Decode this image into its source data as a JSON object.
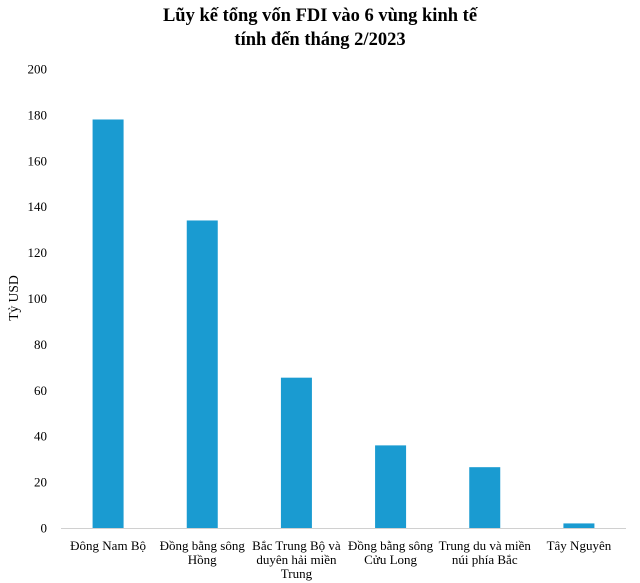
{
  "chart_data": {
    "type": "bar",
    "title_lines": [
      "Lũy kế tổng vốn FDI vào 6 vùng kinh tế",
      "tính đến tháng 2/2023"
    ],
    "ylabel": "Tỷ USD",
    "xlabel": "",
    "ylim": [
      0,
      200
    ],
    "yticks": [
      0,
      20,
      40,
      60,
      80,
      100,
      120,
      140,
      160,
      180,
      200
    ],
    "categories": [
      [
        "Đông Nam Bộ"
      ],
      [
        "Đồng bằng sông",
        "Hồng"
      ],
      [
        "Bắc Trung Bộ và",
        "duyên hải miền",
        "Trung"
      ],
      [
        "Đồng bằng sông",
        "Cửu Long"
      ],
      [
        "Trung du và miền",
        "núi phía Bắc"
      ],
      [
        "Tây Nguyên"
      ]
    ],
    "values": [
      178,
      134,
      65.5,
      36,
      26.5,
      2
    ],
    "bar_color": "#1a9bd1",
    "axis_color": "#d0d0d0",
    "grid": false,
    "legend": "none"
  }
}
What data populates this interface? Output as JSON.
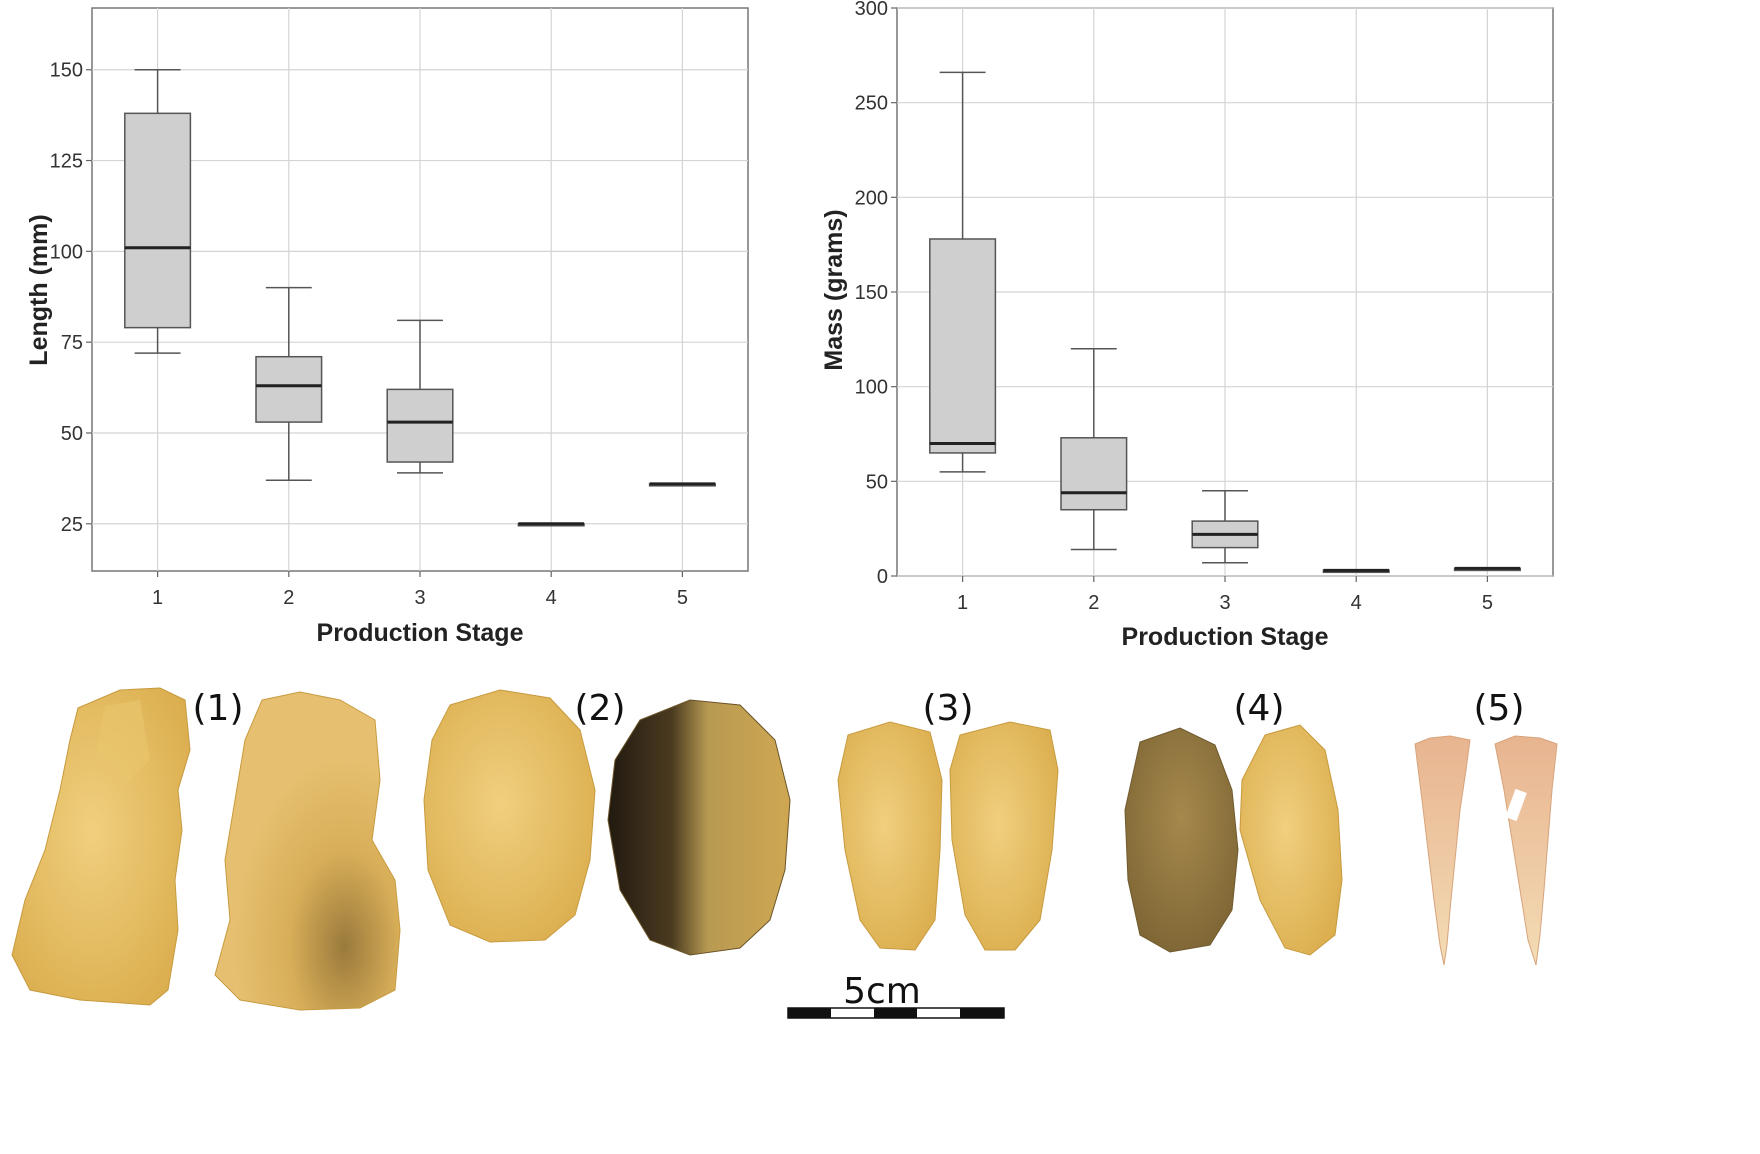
{
  "chart_data": [
    {
      "type": "box",
      "xlabel": "Production Stage",
      "ylabel": "Length (mm)",
      "ylim": [
        12,
        167
      ],
      "yticks": [
        25,
        50,
        75,
        100,
        125,
        150
      ],
      "categories": [
        "1",
        "2",
        "3",
        "4",
        "5"
      ],
      "boxes": [
        {
          "stage": "1",
          "min": 72,
          "q1": 79,
          "median": 101,
          "q3": 138,
          "max": 150
        },
        {
          "stage": "2",
          "min": 37,
          "q1": 53,
          "median": 63,
          "q3": 71,
          "max": 90
        },
        {
          "stage": "3",
          "min": 39,
          "q1": 42,
          "median": 53,
          "q3": 62,
          "max": 81
        },
        {
          "stage": "4",
          "min": 25,
          "q1": 25,
          "median": 25,
          "q3": 25,
          "max": 25
        },
        {
          "stage": "5",
          "min": 36,
          "q1": 36,
          "median": 36,
          "q3": 36,
          "max": 36
        }
      ],
      "grid": true
    },
    {
      "type": "box",
      "xlabel": "Production Stage",
      "ylabel": "Mass (grams)",
      "ylim": [
        0,
        300
      ],
      "yticks": [
        0,
        50,
        100,
        150,
        200,
        250,
        300
      ],
      "categories": [
        "1",
        "2",
        "3",
        "4",
        "5"
      ],
      "boxes": [
        {
          "stage": "1",
          "min": 55,
          "q1": 65,
          "median": 70,
          "q3": 178,
          "max": 266
        },
        {
          "stage": "2",
          "min": 14,
          "q1": 35,
          "median": 44,
          "q3": 73,
          "max": 120
        },
        {
          "stage": "3",
          "min": 7,
          "q1": 15,
          "median": 22,
          "q3": 29,
          "max": 45
        },
        {
          "stage": "4",
          "min": 3,
          "q1": 3,
          "median": 3,
          "q3": 3,
          "max": 3
        },
        {
          "stage": "5",
          "min": 4,
          "q1": 4,
          "median": 4,
          "q3": 4,
          "max": 4
        }
      ],
      "grid": true
    }
  ],
  "figure_labels": [
    "(1)",
    "(2)",
    "(3)",
    "(4)",
    "(5)"
  ],
  "scale_bar_label": "5cm",
  "colors": {
    "box_fill": "#cfcfcf",
    "box_stroke": "#555555",
    "grid": "#d4d4d4",
    "artifact_main": "#e2b85a",
    "artifact_light": "#efd08a",
    "artifact_dark": "#2f2416",
    "point_fill": "#e9c9a6"
  }
}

To be done: Repeat the records above exactly, leaving out the pictures.

Solution for this problem:
Decode this image into its source data as a JSON object.
{
  "chart_data": {
    "type": "bar",
    "title_lines": [
      "Lũy kế tổng vốn FDI vào 6 vùng kinh tế",
      "tính đến tháng 2/2023"
    ],
    "ylabel": "Tỷ USD",
    "xlabel": "",
    "ylim": [
      0,
      200
    ],
    "yticks": [
      0,
      20,
      40,
      60,
      80,
      100,
      120,
      140,
      160,
      180,
      200
    ],
    "categories": [
      [
        "Đông Nam Bộ"
      ],
      [
        "Đồng bằng sông",
        "Hồng"
      ],
      [
        "Bắc Trung Bộ và",
        "duyên hải miền",
        "Trung"
      ],
      [
        "Đồng bằng sông",
        "Cửu Long"
      ],
      [
        "Trung du và miền",
        "núi phía Bắc"
      ],
      [
        "Tây Nguyên"
      ]
    ],
    "values": [
      178,
      134,
      65.5,
      36,
      26.5,
      2
    ],
    "bar_color": "#1a9bd1",
    "axis_color": "#d0d0d0",
    "grid": false,
    "legend": "none"
  }
}
What data populates this interface? Output as JSON.
{
  "chart_data": [
    {
      "type": "box",
      "xlabel": "Production Stage",
      "ylabel": "Length (mm)",
      "ylim": [
        12,
        167
      ],
      "yticks": [
        25,
        50,
        75,
        100,
        125,
        150
      ],
      "categories": [
        "1",
        "2",
        "3",
        "4",
        "5"
      ],
      "boxes": [
        {
          "stage": "1",
          "min": 72,
          "q1": 79,
          "median": 101,
          "q3": 138,
          "max": 150
        },
        {
          "stage": "2",
          "min": 37,
          "q1": 53,
          "median": 63,
          "q3": 71,
          "max": 90
        },
        {
          "stage": "3",
          "min": 39,
          "q1": 42,
          "median": 53,
          "q3": 62,
          "max": 81
        },
        {
          "stage": "4",
          "min": 25,
          "q1": 25,
          "median": 25,
          "q3": 25,
          "max": 25
        },
        {
          "stage": "5",
          "min": 36,
          "q1": 36,
          "median": 36,
          "q3": 36,
          "max": 36
        }
      ],
      "grid": true
    },
    {
      "type": "box",
      "xlabel": "Production Stage",
      "ylabel": "Mass (grams)",
      "ylim": [
        0,
        300
      ],
      "yticks": [
        0,
        50,
        100,
        150,
        200,
        250,
        300
      ],
      "categories": [
        "1",
        "2",
        "3",
        "4",
        "5"
      ],
      "boxes": [
        {
          "stage": "1",
          "min": 55,
          "q1": 65,
          "median": 70,
          "q3": 178,
          "max": 266
        },
        {
          "stage": "2",
          "min": 14,
          "q1": 35,
          "median": 44,
          "q3": 73,
          "max": 120
        },
        {
          "stage": "3",
          "min": 7,
          "q1": 15,
          "median": 22,
          "q3": 29,
          "max": 45
        },
        {
          "stage": "4",
          "min": 3,
          "q1": 3,
          "median": 3,
          "q3": 3,
          "max": 3
        },
        {
          "stage": "5",
          "min": 4,
          "q1": 4,
          "median": 4,
          "q3": 4,
          "max": 4
        }
      ],
      "grid": true
    }
  ],
  "figure_labels": [
    "(1)",
    "(2)",
    "(3)",
    "(4)",
    "(5)"
  ],
  "scale_bar_label": "5cm",
  "colors": {
    "box_fill": "#cfcfcf",
    "box_stroke": "#555555",
    "grid": "#d4d4d4",
    "artifact_main": "#e2b85a",
    "artifact_light": "#efd08a",
    "artifact_dark": "#2f2416",
    "point_fill": "#e9c9a6"
  }
}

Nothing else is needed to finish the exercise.